- _TEKS YANG DIBERIKAN_
Selain itu dengan adanya permendikbud nomor 30 tahun 2021 ini di masyarakat dapat membangun budaya akan kesadaran tentang penting nya consent mengenai hal-hal terkait kekerasan seksual. Muncul nya permendikbud ini diharapkan dapat memupuk kesadaran masyarakat terutama dari mahasiswa sebagai calon penerus generasi penerus bangsa dengan memupuk budaya terkait kesadaran terhadap kasus kekerasan seksual dan pencegahan maupun penanganan kasus kekerasan seksual ini diharapkan kedepannya dapat menekan angka kekerasan seksual yang terjadi di masyarakat terutama menghapus segala bentuk diskriminasi terhadap wanita. Dengan adanya permendikbud ini diharapkan tidak hanya menjadi pedoman dalam menangani kasus kekerasan seksual di lingkungan pendidikan saja tapi dapat diterapkan di lingkungan bermasyarakat dengan menumbuhkan kesadaran tentang tindakan - tindakan apa saja yang termasuk kedalam kekerasan seksual dan mampu lebih menghargai sesama masyarakat dan tidak melakukan tindakan diskriminasi maupun pelecehan terkait tindakan kekerasan seksual. Budaya yang ditanamkan di kampus ini semoga kedepannya bisa berdampak dan diterapkan di masyarakat dengan meningkatkan kesadaran masyarakat dan generasi penerus bangsa. Mengingat di dalam budaya patriarki tindakan pelecehan seksual sudah mengakar dan dianggap sebagai gurauan semata padahal dampak nya sama saja melecehkan harga diri dan martabat orang lain. Penerapan permendikbud ini bisa mengedukasi masyarakat tentang tindakan-tindakan apa saja yang sebenarnya termasuk kedalam tindakan pelecehan seksual sehingga orang akan semakin aware. Selain itu dengan tercipta nya kesadaran ini di masyarakat karena telah terpupuk di lingkungan pendidikan yang merupakan sarana utama masyarakat dalam menuntut ilmu diharapkan dapat melahirkan ruang aman bagi masyarakat tanpa perlu merasa takut ketika harus beraktifitas karena sejatinya merasa aman di ruang publik adalah hak setiap masyarakat.

- _PERINTAH 1_
Tulis ulang baris data di bawah, dari baris yang memuat "data-point xyxy=(574,341,582,349)" sampai baris yang memuat "y-tick-label: 0.06 xyxy=(57,214,84,230)". Ganti "data-point" dengan "titik-data" dan biarkan bagian lainnya tetap sama.

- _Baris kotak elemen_
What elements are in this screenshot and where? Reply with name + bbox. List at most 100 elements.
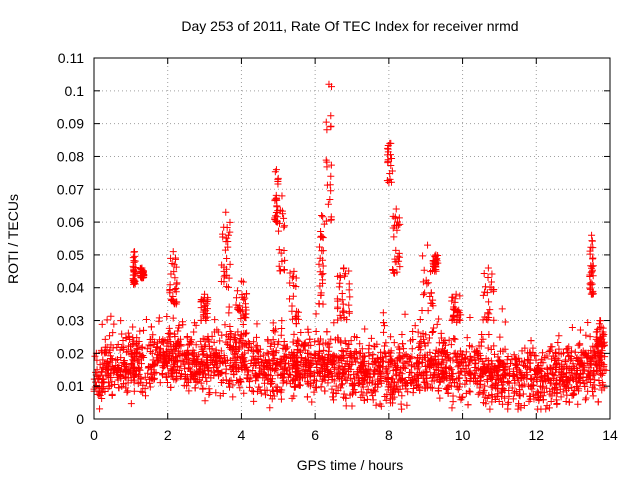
data-point xyxy=(574,341,582,349)
data-point xyxy=(278,192,286,200)
data-point xyxy=(167,367,175,375)
data-point xyxy=(389,389,397,397)
data-point xyxy=(481,382,489,390)
data-point xyxy=(146,336,154,344)
data-point xyxy=(120,380,128,388)
data-point xyxy=(253,320,261,328)
data-point xyxy=(311,351,319,359)
data-point xyxy=(290,351,298,359)
data-point xyxy=(281,222,289,230)
data-point xyxy=(318,377,326,385)
data-point xyxy=(600,384,608,392)
data-point xyxy=(276,220,284,228)
data-point xyxy=(465,358,473,366)
data-point xyxy=(478,330,486,338)
data-point xyxy=(264,337,272,345)
data-point xyxy=(558,371,566,379)
data-point xyxy=(106,346,114,354)
data-point xyxy=(296,374,304,382)
data-point xyxy=(226,260,234,268)
data-point xyxy=(539,378,547,386)
y-tick-label: 0.06 xyxy=(57,214,84,230)
data-point xyxy=(479,335,487,343)
data-point xyxy=(152,368,160,376)
data-point xyxy=(458,358,466,366)
data-point xyxy=(543,384,551,392)
data-point xyxy=(397,376,405,384)
data-point xyxy=(224,231,232,239)
data-point xyxy=(587,243,595,251)
data-point xyxy=(127,400,135,408)
data-point xyxy=(435,360,443,368)
data-point xyxy=(398,405,406,413)
data-point xyxy=(115,384,123,392)
data-point xyxy=(327,215,335,223)
data-point xyxy=(407,379,415,387)
data-point xyxy=(249,352,257,360)
data-point xyxy=(266,404,274,412)
data-point xyxy=(229,367,237,375)
data-point xyxy=(582,394,590,402)
data-point xyxy=(562,386,570,394)
data-point xyxy=(382,353,390,361)
data-point xyxy=(319,247,327,255)
data-point xyxy=(580,380,588,388)
data-point xyxy=(197,357,205,365)
data-point xyxy=(169,314,177,322)
data-point xyxy=(99,356,107,364)
data-point xyxy=(346,293,354,301)
data-point xyxy=(459,364,467,372)
data-point xyxy=(484,273,492,281)
data-point xyxy=(466,377,474,385)
data-point xyxy=(99,364,107,372)
data-point xyxy=(399,363,407,371)
data-point xyxy=(143,379,151,387)
data-point xyxy=(552,360,560,368)
data-point xyxy=(139,381,147,389)
data-point xyxy=(369,351,377,359)
data-point xyxy=(596,355,604,363)
data-point xyxy=(372,359,380,367)
data-point xyxy=(225,303,233,311)
data-point xyxy=(461,368,469,376)
data-point xyxy=(534,394,542,402)
data-point xyxy=(336,272,344,280)
data-point xyxy=(317,232,325,240)
data-point xyxy=(283,343,291,351)
data-point xyxy=(307,379,315,387)
data-point xyxy=(226,322,234,330)
data-point xyxy=(482,400,490,408)
data-point xyxy=(514,365,522,373)
data-point xyxy=(208,356,216,364)
data-point xyxy=(457,396,465,404)
data-point xyxy=(562,397,570,405)
data-point xyxy=(575,387,583,395)
data-point xyxy=(100,348,108,356)
data-point xyxy=(371,343,379,351)
data-point xyxy=(271,195,279,203)
data-point xyxy=(424,307,432,315)
data-point xyxy=(396,263,404,271)
data-point xyxy=(456,380,464,388)
data-point xyxy=(129,334,137,342)
data-point xyxy=(485,310,493,318)
data-point xyxy=(505,370,513,378)
data-point xyxy=(552,363,560,371)
data-point xyxy=(153,343,161,351)
data-point xyxy=(437,329,445,337)
data-point xyxy=(301,339,309,347)
data-point xyxy=(345,371,353,379)
data-point xyxy=(332,382,340,390)
data-point xyxy=(595,377,603,385)
data-point xyxy=(336,279,344,287)
data-point xyxy=(497,359,505,367)
data-point xyxy=(101,343,109,351)
data-point xyxy=(114,341,122,349)
data-point xyxy=(411,322,419,330)
data-point xyxy=(361,325,369,333)
y-axis-label: ROTI / TECUs xyxy=(5,194,21,284)
data-point xyxy=(503,356,511,364)
data-point xyxy=(434,387,442,395)
data-point xyxy=(464,401,472,409)
data-point xyxy=(172,344,180,352)
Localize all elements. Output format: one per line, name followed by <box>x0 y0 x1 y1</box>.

- _PERINTAH 2_
Tentukan apakah setiap pernyataan berikut sesuai dengan teks tentang Permendikbud Nomor 30 Tahun 2021. Jawab ya atau tidak dan sertakan kutipan kata-kata penentu dari teks tersebut.
(a) Dalam budaya patriarki, tindakan pelecehan seksual dianggap sebagai gurauan semata.
(b) Permendikbud ini hanya dimaksudkan sebagai pedoman di lingkungan pendidikan.
(c) Merasa aman di ruang publik disebut sebagai hak setiap masyarakat.

- _KELUARAN LENGKAP 1_
titik-data xyxy=(574,341,582,349)
titik-data xyxy=(278,192,286,200)
titik-data xyxy=(167,367,175,375)
titik-data xyxy=(389,389,397,397)
titik-data xyxy=(481,382,489,390)
titik-data xyxy=(146,336,154,344)
titik-data xyxy=(120,380,128,388)
titik-data xyxy=(253,320,261,328)
titik-data xyxy=(311,351,319,359)
titik-data xyxy=(290,351,298,359)
titik-data xyxy=(281,222,289,230)
titik-data xyxy=(318,377,326,385)
titik-data xyxy=(600,384,608,392)
titik-data xyxy=(276,220,284,228)
titik-data xyxy=(465,358,473,366)
titik-data xyxy=(478,330,486,338)
titik-data xyxy=(264,337,272,345)
titik-data xyxy=(558,371,566,379)
titik-data xyxy=(106,346,114,354)
titik-data xyxy=(296,374,304,382)
titik-data xyxy=(226,260,234,268)
titik-data xyxy=(539,378,547,386)
y-tick-label: 0.06 xyxy=(57,214,84,230)

- _KELUARAN LENGKAP 2_
(a) Ya. "Mengingat di dalam budaya patriarki tindakan pelecehan seksual sudah mengakar dan dianggap sebagai gurauan semata"
(b) Tidak. "diharapkan tidak hanya menjadi pedoman dalam menangani kasus kekerasan seksual di lingkungan pendidikan saja tapi dapat diterapkan di lingkungan bermasyarakat"
(c) Ya. "sejatinya merasa aman di ruang publik adalah hak setiap masyarakat"